Your task is to quote the material that follows, in full and exactly.
- - -
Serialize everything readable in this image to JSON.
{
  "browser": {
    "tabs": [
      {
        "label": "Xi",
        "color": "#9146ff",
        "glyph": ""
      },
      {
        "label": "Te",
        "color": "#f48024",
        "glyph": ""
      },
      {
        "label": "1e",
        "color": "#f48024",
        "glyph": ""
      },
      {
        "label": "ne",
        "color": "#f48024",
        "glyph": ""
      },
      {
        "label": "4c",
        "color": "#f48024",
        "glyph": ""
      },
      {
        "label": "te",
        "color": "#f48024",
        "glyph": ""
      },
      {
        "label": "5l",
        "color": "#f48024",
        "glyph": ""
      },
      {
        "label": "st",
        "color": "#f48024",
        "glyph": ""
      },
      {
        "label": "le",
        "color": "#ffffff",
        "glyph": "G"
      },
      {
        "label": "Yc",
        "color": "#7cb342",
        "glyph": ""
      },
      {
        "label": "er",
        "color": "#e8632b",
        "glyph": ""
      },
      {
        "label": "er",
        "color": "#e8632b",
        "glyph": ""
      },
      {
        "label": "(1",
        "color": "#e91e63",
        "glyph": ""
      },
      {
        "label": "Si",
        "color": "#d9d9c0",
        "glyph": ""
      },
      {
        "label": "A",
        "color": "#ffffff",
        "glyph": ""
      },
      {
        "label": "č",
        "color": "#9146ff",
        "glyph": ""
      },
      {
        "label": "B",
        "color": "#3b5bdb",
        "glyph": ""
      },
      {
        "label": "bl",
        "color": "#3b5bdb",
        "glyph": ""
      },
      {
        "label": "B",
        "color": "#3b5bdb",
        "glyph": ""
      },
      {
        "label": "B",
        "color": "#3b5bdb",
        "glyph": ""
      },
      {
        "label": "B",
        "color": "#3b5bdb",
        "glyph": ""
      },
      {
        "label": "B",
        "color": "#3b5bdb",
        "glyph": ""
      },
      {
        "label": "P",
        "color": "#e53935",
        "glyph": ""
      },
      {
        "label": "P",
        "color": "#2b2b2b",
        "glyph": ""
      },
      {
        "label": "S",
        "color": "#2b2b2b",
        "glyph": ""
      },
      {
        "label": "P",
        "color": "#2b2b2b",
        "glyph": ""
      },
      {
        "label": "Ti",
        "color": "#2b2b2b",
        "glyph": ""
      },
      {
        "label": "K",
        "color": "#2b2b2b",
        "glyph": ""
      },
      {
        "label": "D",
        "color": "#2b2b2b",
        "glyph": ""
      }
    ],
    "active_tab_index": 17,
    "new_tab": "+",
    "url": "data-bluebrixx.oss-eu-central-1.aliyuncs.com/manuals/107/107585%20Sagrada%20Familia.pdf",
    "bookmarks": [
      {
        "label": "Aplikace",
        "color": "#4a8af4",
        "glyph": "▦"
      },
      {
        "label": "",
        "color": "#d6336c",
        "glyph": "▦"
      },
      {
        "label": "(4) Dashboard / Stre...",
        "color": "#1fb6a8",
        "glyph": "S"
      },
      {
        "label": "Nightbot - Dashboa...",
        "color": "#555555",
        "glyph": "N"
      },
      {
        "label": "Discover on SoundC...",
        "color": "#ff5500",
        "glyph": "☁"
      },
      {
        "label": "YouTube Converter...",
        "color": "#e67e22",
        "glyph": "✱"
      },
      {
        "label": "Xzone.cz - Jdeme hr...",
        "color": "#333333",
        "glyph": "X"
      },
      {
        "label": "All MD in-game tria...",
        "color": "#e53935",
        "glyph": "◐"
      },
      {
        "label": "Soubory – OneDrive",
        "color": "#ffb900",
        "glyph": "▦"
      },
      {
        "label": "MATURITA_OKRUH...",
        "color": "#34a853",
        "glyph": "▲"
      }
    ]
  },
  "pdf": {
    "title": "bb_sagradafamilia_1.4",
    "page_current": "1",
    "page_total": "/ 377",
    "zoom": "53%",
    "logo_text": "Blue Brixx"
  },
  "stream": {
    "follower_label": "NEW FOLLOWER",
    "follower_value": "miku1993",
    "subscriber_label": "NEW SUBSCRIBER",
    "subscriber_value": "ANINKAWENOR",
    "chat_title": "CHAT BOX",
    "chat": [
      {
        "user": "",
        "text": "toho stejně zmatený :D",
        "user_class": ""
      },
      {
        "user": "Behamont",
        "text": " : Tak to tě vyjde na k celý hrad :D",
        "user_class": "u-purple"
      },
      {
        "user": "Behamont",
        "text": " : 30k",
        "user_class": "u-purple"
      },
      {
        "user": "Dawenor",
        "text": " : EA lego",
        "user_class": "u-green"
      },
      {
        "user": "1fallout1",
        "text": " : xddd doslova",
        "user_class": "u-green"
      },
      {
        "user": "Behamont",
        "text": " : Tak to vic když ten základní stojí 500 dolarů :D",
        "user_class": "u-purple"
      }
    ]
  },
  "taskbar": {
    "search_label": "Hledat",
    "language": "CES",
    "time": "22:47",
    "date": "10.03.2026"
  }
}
- - -
▶ [Reply to the exercise]:
Serialize everything readable in this image to JSON.
{
  "browser": {
    "tabs": [
      {
        "label": "Xi",
        "color": "#9146ff",
        "glyph": ""
      },
      {
        "label": "Te",
        "color": "#f48024",
        "glyph": ""
      },
      {
        "label": "1e",
        "color": "#f48024",
        "glyph": ""
      },
      {
        "label": "ne",
        "color": "#f48024",
        "glyph": ""
      },
      {
        "label": "4c",
        "color": "#f48024",
        "glyph": ""
      },
      {
        "label": "te",
        "color": "#f48024",
        "glyph": ""
      },
      {
        "label": "5l",
        "color": "#f48024",
        "glyph": ""
      },
      {
        "label": "st",
        "color": "#f48024",
        "glyph": ""
      },
      {
        "label": "le",
        "color": "#ffffff",
        "glyph": "G"
      },
      {
        "label": "Yc",
        "color": "#7cb342",
        "glyph": ""
      },
      {
        "label": "er",
        "color": "#e8632b",
        "glyph": ""
      },
      {
        "label": "er",
        "color": "#e8632b",
        "glyph": ""
      },
      {
        "label": "(1",
        "color": "#e91e63",
        "glyph": ""
      },
      {
        "label": "Si",
        "color": "#d9d9c0",
        "glyph": ""
      },
      {
        "label": "A",
        "color": "#ffffff",
        "glyph": ""
      },
      {
        "label": "č",
        "color": "#9146ff",
        "glyph": ""
      },
      {
        "label": "B",
        "color": "#3b5bdb",
        "glyph": ""
      },
      {
        "label": "bl",
        "color": "#3b5bdb",
        "glyph": ""
      },
      {
        "label": "B",
        "color": "#3b5bdb",
        "glyph": ""
      },
      {
        "label": "B",
        "color": "#3b5bdb",
        "glyph": ""
      },
      {
        "label": "B",
        "color": "#3b5bdb",
        "glyph": ""
      },
      {
        "label": "B",
        "color": "#3b5bdb",
        "glyph": ""
      },
      {
        "label": "P",
        "color": "#e53935",
        "glyph": ""
      },
      {
        "label": "P",
        "color": "#2b2b2b",
        "glyph": ""
      },
      {
        "label": "S",
        "color": "#2b2b2b",
        "glyph": ""
      },
      {
        "label": "P",
        "color": "#2b2b2b",
        "glyph": ""
      },
      {
        "label": "Ti",
        "color": "#2b2b2b",
        "glyph": ""
      },
      {
        "label": "K",
        "color": "#2b2b2b",
        "glyph": ""
      },
      {
        "label": "D",
        "color": "#2b2b2b",
        "glyph": ""
      }
    ],
    "active_tab_index": 17,
    "new_tab": "+",
    "url": "data-bluebrixx.oss-eu-central-1.aliyuncs.com/manuals/107/107585%20Sagrada%20Familia.pdf",
    "bookmarks": [
      {
        "label": "Aplikace",
        "color": "#4a8af4",
        "glyph": "▦"
      },
      {
        "label": "",
        "color": "#d6336c",
        "glyph": "▦"
      },
      {
        "label": "(4) Dashboard / Stre...",
        "color": "#1fb6a8",
        "glyph": "S"
      },
      {
        "label": "Nightbot - Dashboa...",
        "color": "#555555",
        "glyph": "N"
      },
      {
        "label": "Discover on SoundC...",
        "color": "#ff5500",
        "glyph": "☁"
      },
      {
        "label": "YouTube Converter...",
        "color": "#e67e22",
        "glyph": "✱"
      },
      {
        "label": "Xzone.cz - Jdeme hr...",
        "color": "#333333",
        "glyph": "X"
      },
      {
        "label": "All MD in-game tria...",
        "color": "#e53935",
        "glyph": "◐"
      },
      {
        "label": "Soubory – OneDrive",
        "color": "#ffb900",
        "glyph": "▦"
      },
      {
        "label": "MATURITA_OKRUH...",
        "color": "#34a853",
        "glyph": "▲"
      }
    ]
  },
  "pdf": {
    "title": "bb_sagradafamilia_1.4",
    "page_current": "1",
    "page_total": "/ 377",
    "zoom": "53%",
    "logo_text": "Blue Brixx"
  },
  "stream": {
    "follower_label": "NEW FOLLOWER",
    "follower_value": "miku1993",
    "subscriber_label": "NEW SUBSCRIBER",
    "subscriber_value": "ANINKAWENOR",
    "chat_title": "CHAT BOX",
    "chat": [
      {
        "user": "",
        "text": "toho stejně zmatený :D",
        "user_class": ""
      },
      {
        "user": "Behamont",
        "text": " : Tak to tě vyjde na k celý hrad :D",
        "user_class": "u-purple"
      },
      {
        "user": "Behamont",
        "text": " : 30k",
        "user_class": "u-purple"
      },
      {
        "user": "Dawenor",
        "text": " : EA lego",
        "user_class": "u-green"
      },
      {
        "user": "1fallout1",
        "text": " : xddd doslova",
        "user_class": "u-green"
      },
      {
        "user": "Behamont",
        "text": " : Tak to vic když ten základní stojí 500 dolarů :D",
        "user_class": "u-purple"
      }
    ]
  },
  "taskbar": {
    "search_label": "Hledat",
    "language": "CES",
    "time": "22:47",
    "date": "10.03.2026"
  }
}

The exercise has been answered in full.